Repeat all entries exactly.

Recorded data —
'''
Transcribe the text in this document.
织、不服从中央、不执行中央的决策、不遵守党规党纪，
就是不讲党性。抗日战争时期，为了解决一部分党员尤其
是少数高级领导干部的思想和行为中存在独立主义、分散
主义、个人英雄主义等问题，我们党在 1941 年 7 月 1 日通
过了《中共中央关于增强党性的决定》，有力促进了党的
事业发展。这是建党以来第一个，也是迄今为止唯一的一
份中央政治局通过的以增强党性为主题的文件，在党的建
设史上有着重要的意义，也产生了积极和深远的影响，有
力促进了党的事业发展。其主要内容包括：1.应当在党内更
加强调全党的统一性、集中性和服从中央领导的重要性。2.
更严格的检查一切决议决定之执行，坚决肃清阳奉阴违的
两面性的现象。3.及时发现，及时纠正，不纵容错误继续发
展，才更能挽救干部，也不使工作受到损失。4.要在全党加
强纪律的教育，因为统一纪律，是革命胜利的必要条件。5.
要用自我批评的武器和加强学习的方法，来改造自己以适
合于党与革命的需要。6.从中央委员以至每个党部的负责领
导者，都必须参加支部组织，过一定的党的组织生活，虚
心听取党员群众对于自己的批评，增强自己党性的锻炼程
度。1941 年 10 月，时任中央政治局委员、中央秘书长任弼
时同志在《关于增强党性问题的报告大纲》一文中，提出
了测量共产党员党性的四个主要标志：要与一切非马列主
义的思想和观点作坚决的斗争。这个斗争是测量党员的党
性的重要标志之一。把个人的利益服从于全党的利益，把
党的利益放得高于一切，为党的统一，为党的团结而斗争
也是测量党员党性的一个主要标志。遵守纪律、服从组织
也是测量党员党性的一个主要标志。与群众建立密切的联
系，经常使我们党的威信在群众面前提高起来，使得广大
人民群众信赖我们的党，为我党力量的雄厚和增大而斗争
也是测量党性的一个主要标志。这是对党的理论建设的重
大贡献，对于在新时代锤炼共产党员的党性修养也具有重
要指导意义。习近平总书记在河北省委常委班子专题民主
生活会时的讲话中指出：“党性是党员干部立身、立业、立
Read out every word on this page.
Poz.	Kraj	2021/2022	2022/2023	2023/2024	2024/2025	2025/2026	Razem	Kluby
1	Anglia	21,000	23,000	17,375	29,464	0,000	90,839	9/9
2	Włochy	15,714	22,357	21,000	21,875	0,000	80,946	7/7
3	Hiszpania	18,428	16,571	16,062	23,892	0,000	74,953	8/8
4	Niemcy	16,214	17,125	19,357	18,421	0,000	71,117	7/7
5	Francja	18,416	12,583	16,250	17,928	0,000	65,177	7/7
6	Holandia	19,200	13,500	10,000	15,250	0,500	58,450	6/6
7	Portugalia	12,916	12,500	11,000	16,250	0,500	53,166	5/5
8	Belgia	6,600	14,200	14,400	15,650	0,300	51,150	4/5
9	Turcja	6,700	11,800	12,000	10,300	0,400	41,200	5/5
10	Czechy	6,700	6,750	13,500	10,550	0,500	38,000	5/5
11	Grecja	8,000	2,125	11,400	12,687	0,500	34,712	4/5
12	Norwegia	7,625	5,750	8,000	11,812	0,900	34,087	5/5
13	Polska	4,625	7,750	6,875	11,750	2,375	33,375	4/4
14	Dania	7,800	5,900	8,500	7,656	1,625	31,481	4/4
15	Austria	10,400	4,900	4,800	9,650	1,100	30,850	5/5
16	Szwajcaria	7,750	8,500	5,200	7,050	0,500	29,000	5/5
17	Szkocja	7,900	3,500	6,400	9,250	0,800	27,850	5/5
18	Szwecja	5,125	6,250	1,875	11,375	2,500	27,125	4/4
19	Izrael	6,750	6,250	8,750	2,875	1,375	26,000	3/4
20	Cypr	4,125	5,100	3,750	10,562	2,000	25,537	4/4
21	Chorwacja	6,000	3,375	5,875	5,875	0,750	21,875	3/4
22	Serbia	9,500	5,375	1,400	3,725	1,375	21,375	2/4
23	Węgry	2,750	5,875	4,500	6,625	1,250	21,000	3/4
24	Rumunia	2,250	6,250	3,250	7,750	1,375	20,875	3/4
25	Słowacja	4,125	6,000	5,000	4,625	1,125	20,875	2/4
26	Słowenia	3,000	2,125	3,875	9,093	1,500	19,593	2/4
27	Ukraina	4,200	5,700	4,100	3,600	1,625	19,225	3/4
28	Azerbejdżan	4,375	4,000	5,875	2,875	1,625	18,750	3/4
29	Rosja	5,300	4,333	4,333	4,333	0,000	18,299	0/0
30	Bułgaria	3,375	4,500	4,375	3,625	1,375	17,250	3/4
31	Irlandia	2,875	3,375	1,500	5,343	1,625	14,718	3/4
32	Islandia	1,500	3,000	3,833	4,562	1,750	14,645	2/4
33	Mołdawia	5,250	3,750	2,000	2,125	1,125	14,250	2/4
'''
Result of the task —
Transcribe the text in this document.
织、不服从中央、不执行中央的决策、不遵守党规党纪，
就是不讲党性。抗日战争时期，为了解决一部分党员尤其
是少数高级领导干部的思想和行为中存在独立主义、分散
主义、个人英雄主义等问题，我们党在 1941 年 7 月 1 日通
过了《中共中央关于增强党性的决定》，有力促进了党的
事业发展。这是建党以来第一个，也是迄今为止唯一的一
份中央政治局通过的以增强党性为主题的文件，在党的建
设史上有着重要的意义，也产生了积极和深远的影响，有
力促进了党的事业发展。其主要内容包括：1.应当在党内更
加强调全党的统一性、集中性和服从中央领导的重要性。2.
更严格的检查一切决议决定之执行，坚决肃清阳奉阴违的
两面性的现象。3.及时发现，及时纠正，不纵容错误继续发
展，才更能挽救干部，也不使工作受到损失。4.要在全党加
强纪律的教育，因为统一纪律，是革命胜利的必要条件。5.
要用自我批评的武器和加强学习的方法，来改造自己以适
合于党与革命的需要。6.从中央委员以至每个党部的负责领
导者，都必须参加支部组织，过一定的党的组织生活，虚
心听取党员群众对于自己的批评，增强自己党性的锻炼程
度。1941 年 10 月，时任中央政治局委员、中央秘书长任弼
时同志在《关于增强党性问题的报告大纲》一文中，提出
了测量共产党员党性的四个主要标志：要与一切非马列主
义的思想和观点作坚决的斗争。这个斗争是测量党员的党
性的重要标志之一。把个人的利益服从于全党的利益，把
党的利益放得高于一切，为党的统一，为党的团结而斗争
也是测量党员党性的一个主要标志。遵守纪律、服从组织
也是测量党员党性的一个主要标志。与群众建立密切的联
系，经常使我们党的威信在群众面前提高起来，使得广大
人民群众信赖我们的党，为我党力量的雄厚和增大而斗争
也是测量党性的一个主要标志。这是对党的理论建设的重
大贡献，对于在新时代锤炼共产党员的党性修养也具有重
要指导意义。习近平总书记在河北省委常委班子专题民主
生活会时的讲话中指出：“党性是党员干部立身、立业、立
Read out every word on this page.
Poz.	Kraj	2021/2022	2022/2023	2023/2024	2024/2025	2025/2026	Razem	Kluby
1	Anglia	21,000	23,000	17,375	29,464	0,000	90,839	9/9
2	Włochy	15,714	22,357	21,000	21,875	0,000	80,946	7/7
3	Hiszpania	18,428	16,571	16,062	23,892	0,000	74,953	8/8
4	Niemcy	16,214	17,125	19,357	18,421	0,000	71,117	7/7
5	Francja	18,416	12,583	16,250	17,928	0,000	65,177	7/7
6	Holandia	19,200	13,500	10,000	15,250	0,500	58,450	6/6
7	Portugalia	12,916	12,500	11,000	16,250	0,500	53,166	5/5
8	Belgia	6,600	14,200	14,400	15,650	0,300	51,150	4/5
9	Turcja	6,700	11,800	12,000	10,300	0,400	41,200	5/5
10	Czechy	6,700	6,750	13,500	10,550	0,500	38,000	5/5
11	Grecja	8,000	2,125	11,400	12,687	0,500	34,712	4/5
12	Norwegia	7,625	5,750	8,000	11,812	0,900	34,087	5/5
13	Polska	4,625	7,750	6,875	11,750	2,375	33,375	4/4
14	Dania	7,800	5,900	8,500	7,656	1,625	31,481	4/4
15	Austria	10,400	4,900	4,800	9,650	1,100	30,850	5/5
16	Szwajcaria	7,750	8,500	5,200	7,050	0,500	29,000	5/5
17	Szkocja	7,900	3,500	6,400	9,250	0,800	27,850	5/5
18	Szwecja	5,125	6,250	1,875	11,375	2,500	27,125	4/4
19	Izrael	6,750	6,250	8,750	2,875	1,375	26,000	3/4
20	Cypr	4,125	5,100	3,750	10,562	2,000	25,537	4/4
21	Chorwacja	6,000	3,375	5,875	5,875	0,750	21,875	3/4
22	Serbia	9,500	5,375	1,400	3,725	1,375	21,375	2/4
23	Węgry	2,750	5,875	4,500	6,625	1,250	21,000	3/4
24	Rumunia	2,250	6,250	3,250	7,750	1,375	20,875	3/4
25	Słowacja	4,125	6,000	5,000	4,625	1,125	20,875	2/4
26	Słowenia	3,000	2,125	3,875	9,093	1,500	19,593	2/4
27	Ukraina	4,200	5,700	4,100	3,600	1,625	19,225	3/4
28	Azerbejdżan	4,375	4,000	5,875	2,875	1,625	18,750	3/4
29	Rosja	5,300	4,333	4,333	4,333	0,000	18,299	0/0
30	Bułgaria	3,375	4,500	4,375	3,625	1,375	17,250	3/4
31	Irlandia	2,875	3,375	1,500	5,343	1,625	14,718	3/4
32	Islandia	1,500	3,000	3,833	4,562	1,750	14,645	2/4
33	Mołdawia	5,250	3,750	2,000	2,125	1,125	14,250	2/4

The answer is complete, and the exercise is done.